> **WHAT THIS TASK INVOLVES**: Print the range of lines that opens with the line containing "Parse this screenshot: output" and closes with the last line of the listing. Include both ends; print nothing more.

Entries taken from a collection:
════
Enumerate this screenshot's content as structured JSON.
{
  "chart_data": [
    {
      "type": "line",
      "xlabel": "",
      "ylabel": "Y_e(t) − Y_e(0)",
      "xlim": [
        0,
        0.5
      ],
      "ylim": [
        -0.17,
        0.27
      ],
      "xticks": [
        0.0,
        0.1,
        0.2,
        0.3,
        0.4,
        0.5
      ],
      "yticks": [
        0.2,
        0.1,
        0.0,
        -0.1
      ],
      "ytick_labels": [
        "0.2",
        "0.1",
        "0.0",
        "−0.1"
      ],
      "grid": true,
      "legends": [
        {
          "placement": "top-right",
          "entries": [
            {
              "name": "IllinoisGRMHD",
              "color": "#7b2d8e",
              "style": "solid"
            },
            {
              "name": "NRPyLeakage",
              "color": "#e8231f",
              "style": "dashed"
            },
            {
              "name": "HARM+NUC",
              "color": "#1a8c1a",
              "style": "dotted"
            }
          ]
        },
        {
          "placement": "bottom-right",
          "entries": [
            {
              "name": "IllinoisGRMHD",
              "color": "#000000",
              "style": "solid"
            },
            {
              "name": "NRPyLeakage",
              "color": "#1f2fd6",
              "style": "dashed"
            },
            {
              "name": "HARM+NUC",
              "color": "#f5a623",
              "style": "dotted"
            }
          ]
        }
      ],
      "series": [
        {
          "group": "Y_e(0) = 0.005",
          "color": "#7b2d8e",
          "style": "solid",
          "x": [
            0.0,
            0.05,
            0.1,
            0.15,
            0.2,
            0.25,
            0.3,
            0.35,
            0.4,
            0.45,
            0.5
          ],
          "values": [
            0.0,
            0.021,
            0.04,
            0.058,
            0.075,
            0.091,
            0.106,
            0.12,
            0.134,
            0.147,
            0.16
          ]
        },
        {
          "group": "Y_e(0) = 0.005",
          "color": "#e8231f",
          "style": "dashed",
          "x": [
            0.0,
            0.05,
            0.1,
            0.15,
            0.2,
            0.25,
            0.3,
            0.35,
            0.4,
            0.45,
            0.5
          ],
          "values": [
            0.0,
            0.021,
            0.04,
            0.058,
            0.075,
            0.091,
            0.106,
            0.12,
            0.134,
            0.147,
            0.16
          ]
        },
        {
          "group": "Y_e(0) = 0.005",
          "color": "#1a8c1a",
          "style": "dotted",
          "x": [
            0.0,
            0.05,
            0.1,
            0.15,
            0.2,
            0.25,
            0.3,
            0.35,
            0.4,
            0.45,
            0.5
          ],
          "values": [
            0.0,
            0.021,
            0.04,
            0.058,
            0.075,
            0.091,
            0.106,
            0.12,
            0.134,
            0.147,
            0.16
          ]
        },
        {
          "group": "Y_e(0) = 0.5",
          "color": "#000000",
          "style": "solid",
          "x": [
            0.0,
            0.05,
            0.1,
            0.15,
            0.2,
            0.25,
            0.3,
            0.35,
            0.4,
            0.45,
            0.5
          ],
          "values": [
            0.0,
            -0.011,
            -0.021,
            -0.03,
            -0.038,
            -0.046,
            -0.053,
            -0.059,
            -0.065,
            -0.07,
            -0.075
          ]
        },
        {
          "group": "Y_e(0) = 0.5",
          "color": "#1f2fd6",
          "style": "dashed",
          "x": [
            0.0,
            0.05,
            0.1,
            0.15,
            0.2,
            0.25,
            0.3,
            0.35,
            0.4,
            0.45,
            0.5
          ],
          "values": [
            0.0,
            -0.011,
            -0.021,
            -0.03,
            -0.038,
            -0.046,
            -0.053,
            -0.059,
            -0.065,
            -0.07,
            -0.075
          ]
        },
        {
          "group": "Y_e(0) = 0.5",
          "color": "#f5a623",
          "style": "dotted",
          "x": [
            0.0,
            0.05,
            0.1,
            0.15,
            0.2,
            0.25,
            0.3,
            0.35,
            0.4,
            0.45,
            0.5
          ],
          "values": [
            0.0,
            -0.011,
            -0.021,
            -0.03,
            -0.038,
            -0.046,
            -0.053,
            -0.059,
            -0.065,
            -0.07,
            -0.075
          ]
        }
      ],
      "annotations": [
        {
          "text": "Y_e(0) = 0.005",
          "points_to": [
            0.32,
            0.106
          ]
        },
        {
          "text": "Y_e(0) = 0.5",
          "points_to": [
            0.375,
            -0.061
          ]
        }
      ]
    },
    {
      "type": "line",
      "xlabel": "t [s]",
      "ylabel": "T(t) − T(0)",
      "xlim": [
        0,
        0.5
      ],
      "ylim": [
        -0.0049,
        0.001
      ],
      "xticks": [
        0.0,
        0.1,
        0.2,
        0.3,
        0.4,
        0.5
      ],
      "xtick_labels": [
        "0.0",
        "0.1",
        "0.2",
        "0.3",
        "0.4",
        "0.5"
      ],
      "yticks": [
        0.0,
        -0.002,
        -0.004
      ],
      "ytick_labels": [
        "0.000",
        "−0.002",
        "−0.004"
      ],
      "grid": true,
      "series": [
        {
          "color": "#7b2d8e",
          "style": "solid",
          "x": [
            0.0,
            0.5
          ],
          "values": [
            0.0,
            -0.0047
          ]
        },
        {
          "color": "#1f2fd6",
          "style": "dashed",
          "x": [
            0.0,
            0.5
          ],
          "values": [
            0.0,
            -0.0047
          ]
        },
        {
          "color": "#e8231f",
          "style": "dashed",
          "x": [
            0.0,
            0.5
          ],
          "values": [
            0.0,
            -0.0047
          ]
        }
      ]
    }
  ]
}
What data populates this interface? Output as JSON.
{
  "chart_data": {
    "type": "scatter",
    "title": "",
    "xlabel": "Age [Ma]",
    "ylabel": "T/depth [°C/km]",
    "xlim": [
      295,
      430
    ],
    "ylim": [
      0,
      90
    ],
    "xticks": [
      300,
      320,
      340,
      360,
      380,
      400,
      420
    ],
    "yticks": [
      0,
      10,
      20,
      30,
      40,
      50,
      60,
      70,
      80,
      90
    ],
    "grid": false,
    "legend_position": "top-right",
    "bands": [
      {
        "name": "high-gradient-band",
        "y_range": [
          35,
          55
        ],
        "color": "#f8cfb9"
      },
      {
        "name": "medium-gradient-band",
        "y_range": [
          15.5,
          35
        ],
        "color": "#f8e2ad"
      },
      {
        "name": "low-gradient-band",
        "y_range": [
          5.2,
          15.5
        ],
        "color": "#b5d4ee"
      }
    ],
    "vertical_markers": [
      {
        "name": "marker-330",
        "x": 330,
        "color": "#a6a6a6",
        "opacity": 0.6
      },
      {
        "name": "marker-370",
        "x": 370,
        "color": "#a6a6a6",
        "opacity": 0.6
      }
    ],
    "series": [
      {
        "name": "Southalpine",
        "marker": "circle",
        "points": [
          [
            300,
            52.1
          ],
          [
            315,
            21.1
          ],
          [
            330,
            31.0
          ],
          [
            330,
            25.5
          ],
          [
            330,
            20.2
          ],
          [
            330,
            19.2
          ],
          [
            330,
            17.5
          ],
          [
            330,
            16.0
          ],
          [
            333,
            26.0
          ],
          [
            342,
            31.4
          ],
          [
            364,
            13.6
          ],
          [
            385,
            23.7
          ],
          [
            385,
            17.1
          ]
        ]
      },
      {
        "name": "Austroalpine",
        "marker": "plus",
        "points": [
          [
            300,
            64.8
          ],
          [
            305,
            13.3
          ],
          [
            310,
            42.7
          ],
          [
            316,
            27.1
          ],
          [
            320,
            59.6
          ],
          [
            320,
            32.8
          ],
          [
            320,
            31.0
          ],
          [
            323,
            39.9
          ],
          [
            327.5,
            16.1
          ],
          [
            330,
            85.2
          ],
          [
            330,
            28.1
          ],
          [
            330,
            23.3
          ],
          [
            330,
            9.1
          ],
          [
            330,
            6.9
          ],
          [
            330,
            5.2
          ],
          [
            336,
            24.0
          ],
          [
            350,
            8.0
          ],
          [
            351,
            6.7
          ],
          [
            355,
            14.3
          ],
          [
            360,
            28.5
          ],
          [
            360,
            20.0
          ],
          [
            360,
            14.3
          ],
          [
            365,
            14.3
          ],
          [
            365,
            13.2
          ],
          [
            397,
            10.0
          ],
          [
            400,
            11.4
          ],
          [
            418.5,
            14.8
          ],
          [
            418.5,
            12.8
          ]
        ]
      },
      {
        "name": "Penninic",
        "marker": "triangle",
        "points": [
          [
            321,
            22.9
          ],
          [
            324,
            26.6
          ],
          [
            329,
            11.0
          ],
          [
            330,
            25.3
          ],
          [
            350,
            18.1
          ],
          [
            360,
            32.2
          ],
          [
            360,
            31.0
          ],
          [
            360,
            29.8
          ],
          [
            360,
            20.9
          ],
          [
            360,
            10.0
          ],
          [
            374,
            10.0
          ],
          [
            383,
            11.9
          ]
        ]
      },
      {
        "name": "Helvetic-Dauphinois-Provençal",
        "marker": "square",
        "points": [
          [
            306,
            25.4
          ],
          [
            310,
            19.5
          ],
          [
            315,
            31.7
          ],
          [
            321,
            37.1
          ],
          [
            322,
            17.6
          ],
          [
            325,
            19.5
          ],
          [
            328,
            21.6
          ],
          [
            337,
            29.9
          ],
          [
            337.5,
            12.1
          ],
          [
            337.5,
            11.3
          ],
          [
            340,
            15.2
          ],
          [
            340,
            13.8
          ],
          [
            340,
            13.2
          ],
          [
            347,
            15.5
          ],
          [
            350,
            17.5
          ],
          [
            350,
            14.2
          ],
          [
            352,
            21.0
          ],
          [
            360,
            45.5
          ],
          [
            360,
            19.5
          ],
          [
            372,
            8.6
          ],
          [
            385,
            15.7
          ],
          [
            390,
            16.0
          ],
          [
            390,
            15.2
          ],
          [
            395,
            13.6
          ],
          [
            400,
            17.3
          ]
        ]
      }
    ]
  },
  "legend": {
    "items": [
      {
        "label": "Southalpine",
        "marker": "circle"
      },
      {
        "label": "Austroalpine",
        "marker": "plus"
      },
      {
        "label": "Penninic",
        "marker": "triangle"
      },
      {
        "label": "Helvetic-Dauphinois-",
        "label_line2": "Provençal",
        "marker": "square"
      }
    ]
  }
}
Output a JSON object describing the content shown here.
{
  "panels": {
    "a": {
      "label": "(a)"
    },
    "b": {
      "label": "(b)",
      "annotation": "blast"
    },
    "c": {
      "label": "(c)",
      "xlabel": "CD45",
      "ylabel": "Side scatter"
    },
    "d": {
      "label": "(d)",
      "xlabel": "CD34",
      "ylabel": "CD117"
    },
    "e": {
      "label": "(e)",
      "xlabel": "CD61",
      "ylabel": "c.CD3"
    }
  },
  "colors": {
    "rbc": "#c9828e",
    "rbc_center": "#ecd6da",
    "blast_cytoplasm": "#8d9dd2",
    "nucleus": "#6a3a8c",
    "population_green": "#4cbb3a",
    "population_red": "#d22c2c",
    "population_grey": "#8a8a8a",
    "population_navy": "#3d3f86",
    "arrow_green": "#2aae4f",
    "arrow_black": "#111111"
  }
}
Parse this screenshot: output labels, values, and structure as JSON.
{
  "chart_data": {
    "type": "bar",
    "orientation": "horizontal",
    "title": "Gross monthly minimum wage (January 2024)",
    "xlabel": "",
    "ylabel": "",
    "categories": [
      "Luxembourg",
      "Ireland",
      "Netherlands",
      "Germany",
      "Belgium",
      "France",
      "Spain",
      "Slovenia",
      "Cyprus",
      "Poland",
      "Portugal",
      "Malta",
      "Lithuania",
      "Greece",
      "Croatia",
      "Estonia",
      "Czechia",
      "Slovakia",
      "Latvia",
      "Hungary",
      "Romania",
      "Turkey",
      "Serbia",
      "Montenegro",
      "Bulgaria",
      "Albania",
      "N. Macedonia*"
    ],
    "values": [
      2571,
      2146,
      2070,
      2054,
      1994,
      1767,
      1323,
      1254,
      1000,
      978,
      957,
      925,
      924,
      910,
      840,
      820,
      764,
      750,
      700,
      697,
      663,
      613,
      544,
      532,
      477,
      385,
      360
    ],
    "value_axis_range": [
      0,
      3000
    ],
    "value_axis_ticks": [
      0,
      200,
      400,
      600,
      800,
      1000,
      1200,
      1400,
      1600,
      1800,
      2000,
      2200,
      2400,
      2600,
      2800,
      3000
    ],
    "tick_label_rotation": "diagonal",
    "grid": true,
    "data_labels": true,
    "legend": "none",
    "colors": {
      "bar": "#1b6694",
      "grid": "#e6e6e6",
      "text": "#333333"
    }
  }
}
════
> **OUTPUT BELOW**:
Parse this screenshot: output labels, values, and structure as JSON.
{
  "chart_data": {
    "type": "bar",
    "orientation": "horizontal",
    "title": "Gross monthly minimum wage (January 2024)",
    "xlabel": "",
    "ylabel": "",
    "categories": [
      "Luxembourg",
      "Ireland",
      "Netherlands",
      "Germany",
      "Belgium",
      "France",
      "Spain",
      "Slovenia",
      "Cyprus",
      "Poland",
      "Portugal",
      "Malta",
      "Lithuania",
      "Greece",
      "Croatia",
      "Estonia",
      "Czechia",
      "Slovakia",
      "Latvia",
      "Hungary",
      "Romania",
      "Turkey",
      "Serbia",
      "Montenegro",
      "Bulgaria",
      "Albania",
      "N. Macedonia*"
    ],
    "values": [
      2571,
      2146,
      2070,
      2054,
      1994,
      1767,
      1323,
      1254,
      1000,
      978,
      957,
      925,
      924,
      910,
      840,
      820,
      764,
      750,
      700,
      697,
      663,
      613,
      544,
      532,
      477,
      385,
      360
    ],
    "value_axis_range": [
      0,
      3000
    ],
    "value_axis_ticks": [
      0,
      200,
      400,
      600,
      800,
      1000,
      1200,
      1400,
      1600,
      1800,
      2000,
      2200,
      2400,
      2600,
      2800,
      3000
    ],
    "tick_label_rotation": "diagonal",
    "grid": true,
    "data_labels": true,
    "legend": "none",
    "colors": {
      "bar": "#1b6694",
      "grid": "#e6e6e6",
      "text": "#333333"
    }
  }
}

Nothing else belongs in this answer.